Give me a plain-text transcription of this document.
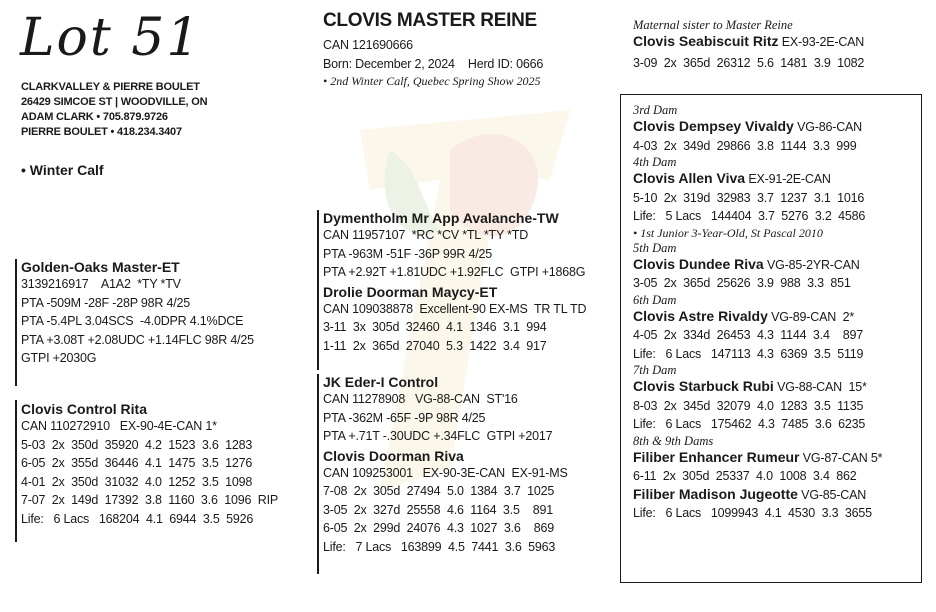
Lot 51
CLARKVALLEY & PIERRE BOULET
26429 SIMCOE ST | WOODVILLE, ON
ADAM CLARK • 705.879.9726
PIERRE BOULET • 418.234.3407
• Winter Calf
CLOVIS MASTER REINE
CAN 121690666
Born: December 2, 2024    Herd ID: 0666
• 2nd Winter Calf, Quebec Spring Show 2025
Golden-Oaks Master-ET
3139216917    A1A2  *TY *TV
PTA -509M -28F -28P 98R 4/25
PTA -5.4PL 3.04SCS  -4.0DPR 4.1%DCE
PTA +3.08T +2.08UDC +1.14FLC 98R 4/25
GTPI +2030G
Clovis Control Rita
CAN 110272910   EX-90-4E-CAN 1*
5-03  2x  350d  35920  4.2  1523  3.6  1283
6-05  2x  355d  36446  4.1  1475  3.5  1276
4-01  2x  350d  31032  4.0  1252  3.5  1098
7-07  2x  149d  17392  3.8  1160  3.6  1096  RIP
Life:   6 Lacs   168204  4.1  6944  3.5  5926
Dymentholm Mr App Avalanche-TW
CAN 11957107  *RC *CV *TL *TY *TD
PTA -963M -51F -36P 99R 4/25
PTA +2.92T +1.81UDC +1.92FLC  GTPI +1868G
Drolie Doorman Maycy-ET
CAN 109038878  Excellent-90 EX-MS  TR TL TD
3-11  3x  305d  32460  4.1  1346  3.1  994
1-11  2x  365d  27040  5.3  1422  3.4  917
JK Eder-I Control
CAN 11278908   VG-88-CAN  ST'16
PTA -362M -65F -9P 98R 4/25
PTA +.71T -.30UDC +.34FLC  GTPI +2017
Clovis Doorman Riva
CAN 109253001   EX-90-3E-CAN  EX-91-MS
7-08  2x  305d  27494  5.0  1384  3.7  1025
3-05  2x  327d  25558  4.6  1164  3.5    891
6-05  2x  299d  24076  4.3  1027  3.6    869
Life:   7 Lacs   163899  4.5  7441  3.6  5963
Maternal sister to Master Reine
Clovis Seabiscuit Ritz EX-93-2E-CAN
3-09  2x  365d  26312  5.6  1481  3.9  1082
3rd Dam
Clovis Dempsey Vivaldy VG-86-CAN
4-03  2x  349d  29866  3.8  1144  3.3  999
4th Dam
Clovis Allen Viva EX-91-2E-CAN
5-10  2x  319d  32983  3.7  1237  3.1  1016
Life:   5 Lacs   144404  3.7  5276  3.2  4586
• 1st Junior 3-Year-Old, St Pascal 2010
5th Dam
Clovis Dundee Riva VG-85-2YR-CAN
3-05  2x  365d  25626  3.9  988  3.3  851
6th Dam
Clovis Astre Rivaldy VG-89-CAN  2*
4-05  2x  334d  26453  4.3  1144  3.4    897
Life:   6 Lacs   147113  4.3  6369  3.5  5119
7th Dam
Clovis Starbuck Rubi VG-88-CAN  15*
8-03  2x  345d  32079  4.0  1283  3.5  1135
Life:   6 Lacs   175462  4.3  7485  3.6  6235
8th & 9th Dams
Filiber Enhancer Rumeur VG-87-CAN 5*
6-11  2x  305d  25337  4.0  1008  3.4  862
Filiber Madison Jugeotte VG-85-CAN
Life:   6 Lacs   1099943  4.1  4530  3.3  3655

====

From the material above, reproduce everything verbatim except the pictures.

Give me a plain-text transcription of this document.
Lot 51
CLARKVALLEY & PIERRE BOULET
26429 SIMCOE ST | WOODVILLE, ON
ADAM CLARK • 705.879.9726
PIERRE BOULET • 418.234.3407
• Winter Calf
CLOVIS MASTER REINE
CAN 121690666
Born: December 2, 2024    Herd ID: 0666
• 2nd Winter Calf, Quebec Spring Show 2025
Golden-Oaks Master-ET
3139216917    A1A2  *TY *TV
PTA -509M -28F -28P 98R 4/25
PTA -5.4PL 3.04SCS  -4.0DPR 4.1%DCE
PTA +3.08T +2.08UDC +1.14FLC 98R 4/25
GTPI +2030G
Clovis Control Rita
CAN 110272910   EX-90-4E-CAN 1*
5-03  2x  350d  35920  4.2  1523  3.6  1283
6-05  2x  355d  36446  4.1  1475  3.5  1276
4-01  2x  350d  31032  4.0  1252  3.5  1098
7-07  2x  149d  17392  3.8  1160  3.6  1096  RIP
Life:   6 Lacs   168204  4.1  6944  3.5  5926
Dymentholm Mr App Avalanche-TW
CAN 11957107  *RC *CV *TL *TY *TD
PTA -963M -51F -36P 99R 4/25
PTA +2.92T +1.81UDC +1.92FLC  GTPI +1868G
Drolie Doorman Maycy-ET
CAN 109038878  Excellent-90 EX-MS  TR TL TD
3-11  3x  305d  32460  4.1  1346  3.1  994
1-11  2x  365d  27040  5.3  1422  3.4  917
JK Eder-I Control
CAN 11278908   VG-88-CAN  ST'16
PTA -362M -65F -9P 98R 4/25
PTA +.71T -.30UDC +.34FLC  GTPI +2017
Clovis Doorman Riva
CAN 109253001   EX-90-3E-CAN  EX-91-MS
7-08  2x  305d  27494  5.0  1384  3.7  1025
3-05  2x  327d  25558  4.6  1164  3.5    891
6-05  2x  299d  24076  4.3  1027  3.6    869
Life:   7 Lacs   163899  4.5  7441  3.6  5963
Maternal sister to Master Reine
Clovis Seabiscuit Ritz EX-93-2E-CAN
3-09  2x  365d  26312  5.6  1481  3.9  1082
3rd Dam
Clovis Dempsey Vivaldy VG-86-CAN
4-03  2x  349d  29866  3.8  1144  3.3  999
4th Dam
Clovis Allen Viva EX-91-2E-CAN
5-10  2x  319d  32983  3.7  1237  3.1  1016
Life:   5 Lacs   144404  3.7  5276  3.2  4586
• 1st Junior 3-Year-Old, St Pascal 2010
5th Dam
Clovis Dundee Riva VG-85-2YR-CAN
3-05  2x  365d  25626  3.9  988  3.3  851
6th Dam
Clovis Astre Rivaldy VG-89-CAN  2*
4-05  2x  334d  26453  4.3  1144  3.4    897
Life:   6 Lacs   147113  4.3  6369  3.5  5119
7th Dam
Clovis Starbuck Rubi VG-88-CAN  15*
8-03  2x  345d  32079  4.0  1283  3.5  1135
Life:   6 Lacs   175462  4.3  7485  3.6  6235
8th & 9th Dams
Filiber Enhancer Rumeur VG-87-CAN 5*
6-11  2x  305d  25337  4.0  1008  3.4  862
Filiber Madison Jugeotte VG-85-CAN
Life:   6 Lacs   1099943  4.1  4530  3.3  3655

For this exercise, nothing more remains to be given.